-- start Listed entries --

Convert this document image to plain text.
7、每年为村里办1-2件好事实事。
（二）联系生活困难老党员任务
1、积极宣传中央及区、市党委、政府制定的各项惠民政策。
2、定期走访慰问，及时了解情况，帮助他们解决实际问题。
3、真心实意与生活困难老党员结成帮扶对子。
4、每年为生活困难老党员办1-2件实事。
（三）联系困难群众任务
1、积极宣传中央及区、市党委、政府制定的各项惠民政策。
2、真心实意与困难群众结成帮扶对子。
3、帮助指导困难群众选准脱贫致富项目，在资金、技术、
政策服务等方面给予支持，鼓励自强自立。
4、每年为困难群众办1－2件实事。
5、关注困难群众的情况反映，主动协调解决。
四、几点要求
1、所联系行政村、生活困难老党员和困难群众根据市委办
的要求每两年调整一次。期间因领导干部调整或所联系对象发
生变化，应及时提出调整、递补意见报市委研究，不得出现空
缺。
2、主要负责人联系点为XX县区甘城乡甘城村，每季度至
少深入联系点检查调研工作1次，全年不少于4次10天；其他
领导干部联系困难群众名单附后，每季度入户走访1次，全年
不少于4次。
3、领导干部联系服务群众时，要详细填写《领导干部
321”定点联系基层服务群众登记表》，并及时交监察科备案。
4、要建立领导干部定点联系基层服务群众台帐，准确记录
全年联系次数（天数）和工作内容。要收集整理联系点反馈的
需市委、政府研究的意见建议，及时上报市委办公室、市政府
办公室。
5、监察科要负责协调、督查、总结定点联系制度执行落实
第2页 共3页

-- end Listed entries --

▶ _Exercise brief_: Write out all the data again, exactly as it appears.

▶ _Exercise solution_:
Convert this document image to plain text.
7、每年为村里办1-2件好事实事。
（二）联系生活困难老党员任务
1、积极宣传中央及区、市党委、政府制定的各项惠民政策。
2、定期走访慰问，及时了解情况，帮助他们解决实际问题。
3、真心实意与生活困难老党员结成帮扶对子。
4、每年为生活困难老党员办1-2件实事。
（三）联系困难群众任务
1、积极宣传中央及区、市党委、政府制定的各项惠民政策。
2、真心实意与困难群众结成帮扶对子。
3、帮助指导困难群众选准脱贫致富项目，在资金、技术、
政策服务等方面给予支持，鼓励自强自立。
4、每年为困难群众办1－2件实事。
5、关注困难群众的情况反映，主动协调解决。
四、几点要求
1、所联系行政村、生活困难老党员和困难群众根据市委办
的要求每两年调整一次。期间因领导干部调整或所联系对象发
生变化，应及时提出调整、递补意见报市委研究，不得出现空
缺。
2、主要负责人联系点为XX县区甘城乡甘城村，每季度至
少深入联系点检查调研工作1次，全年不少于4次10天；其他
领导干部联系困难群众名单附后，每季度入户走访1次，全年
不少于4次。
3、领导干部联系服务群众时，要详细填写《领导干部
321”定点联系基层服务群众登记表》，并及时交监察科备案。
4、要建立领导干部定点联系基层服务群众台帐，准确记录
全年联系次数（天数）和工作内容。要收集整理联系点反馈的
需市委、政府研究的意见建议，及时上报市委办公室、市政府
办公室。
5、监察科要负责协调、督查、总结定点联系制度执行落实
第2页 共3页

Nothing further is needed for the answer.